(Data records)

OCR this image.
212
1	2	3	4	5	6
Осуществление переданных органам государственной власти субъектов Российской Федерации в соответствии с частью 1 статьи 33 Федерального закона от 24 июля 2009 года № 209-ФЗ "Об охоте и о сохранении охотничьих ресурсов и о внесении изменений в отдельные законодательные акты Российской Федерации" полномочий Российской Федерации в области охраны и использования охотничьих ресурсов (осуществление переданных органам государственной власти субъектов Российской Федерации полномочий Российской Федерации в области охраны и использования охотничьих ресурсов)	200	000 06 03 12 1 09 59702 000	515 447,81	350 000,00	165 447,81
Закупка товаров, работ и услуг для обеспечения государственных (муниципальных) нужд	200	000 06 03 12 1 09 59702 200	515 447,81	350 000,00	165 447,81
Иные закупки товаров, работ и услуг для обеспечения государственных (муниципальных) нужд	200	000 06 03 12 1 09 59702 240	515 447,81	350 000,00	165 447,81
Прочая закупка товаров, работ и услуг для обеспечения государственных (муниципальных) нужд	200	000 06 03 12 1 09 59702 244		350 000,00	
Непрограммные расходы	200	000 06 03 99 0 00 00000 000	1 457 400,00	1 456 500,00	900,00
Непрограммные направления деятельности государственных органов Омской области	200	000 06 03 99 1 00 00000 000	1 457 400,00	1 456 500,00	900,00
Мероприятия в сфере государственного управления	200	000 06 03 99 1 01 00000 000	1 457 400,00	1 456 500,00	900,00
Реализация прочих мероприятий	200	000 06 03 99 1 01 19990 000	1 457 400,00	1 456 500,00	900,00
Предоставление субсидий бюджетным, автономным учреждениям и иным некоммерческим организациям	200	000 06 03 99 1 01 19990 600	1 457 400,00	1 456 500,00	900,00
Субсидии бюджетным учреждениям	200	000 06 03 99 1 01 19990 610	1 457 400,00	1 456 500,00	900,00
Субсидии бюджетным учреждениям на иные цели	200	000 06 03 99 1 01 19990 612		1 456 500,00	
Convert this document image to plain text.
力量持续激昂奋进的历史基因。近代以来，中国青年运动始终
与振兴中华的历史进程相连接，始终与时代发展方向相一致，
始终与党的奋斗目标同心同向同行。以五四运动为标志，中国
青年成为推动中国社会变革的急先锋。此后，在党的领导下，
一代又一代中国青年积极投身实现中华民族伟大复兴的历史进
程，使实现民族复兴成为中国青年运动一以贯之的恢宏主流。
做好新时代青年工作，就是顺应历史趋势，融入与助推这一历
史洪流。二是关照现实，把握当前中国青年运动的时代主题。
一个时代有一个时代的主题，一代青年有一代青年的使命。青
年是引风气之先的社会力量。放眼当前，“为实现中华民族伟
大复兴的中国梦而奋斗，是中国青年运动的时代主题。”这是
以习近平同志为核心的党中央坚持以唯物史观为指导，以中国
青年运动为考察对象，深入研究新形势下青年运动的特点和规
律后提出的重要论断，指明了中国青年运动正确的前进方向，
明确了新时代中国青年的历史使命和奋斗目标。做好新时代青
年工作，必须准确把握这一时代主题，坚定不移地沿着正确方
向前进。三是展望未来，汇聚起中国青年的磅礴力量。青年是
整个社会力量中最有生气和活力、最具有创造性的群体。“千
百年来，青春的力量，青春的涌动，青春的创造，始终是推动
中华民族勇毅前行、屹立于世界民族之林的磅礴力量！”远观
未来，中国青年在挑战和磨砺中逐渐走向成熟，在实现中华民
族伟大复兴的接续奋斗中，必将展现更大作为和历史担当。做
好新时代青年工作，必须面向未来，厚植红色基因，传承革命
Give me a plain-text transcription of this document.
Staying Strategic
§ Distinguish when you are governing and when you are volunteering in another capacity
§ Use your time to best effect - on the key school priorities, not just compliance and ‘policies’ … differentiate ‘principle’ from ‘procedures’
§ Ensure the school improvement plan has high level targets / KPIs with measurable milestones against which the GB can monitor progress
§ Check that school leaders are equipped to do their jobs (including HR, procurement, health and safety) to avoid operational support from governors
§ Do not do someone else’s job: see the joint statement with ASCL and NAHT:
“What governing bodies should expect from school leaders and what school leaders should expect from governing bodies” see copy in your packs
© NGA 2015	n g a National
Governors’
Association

### Task instructions
Pick out and copy the lines of the material that include the word "Субсидии".

### Result for this task
Субсидии бюджетным учреждениям	200	000 06 03 99 1 01 19990 610	1 457 400,00	1 456 500,00	900,00
Субсидии бюджетным учреждениям на иные цели	200	000 06 03 99 1 01 19990 612		1 456 500,00	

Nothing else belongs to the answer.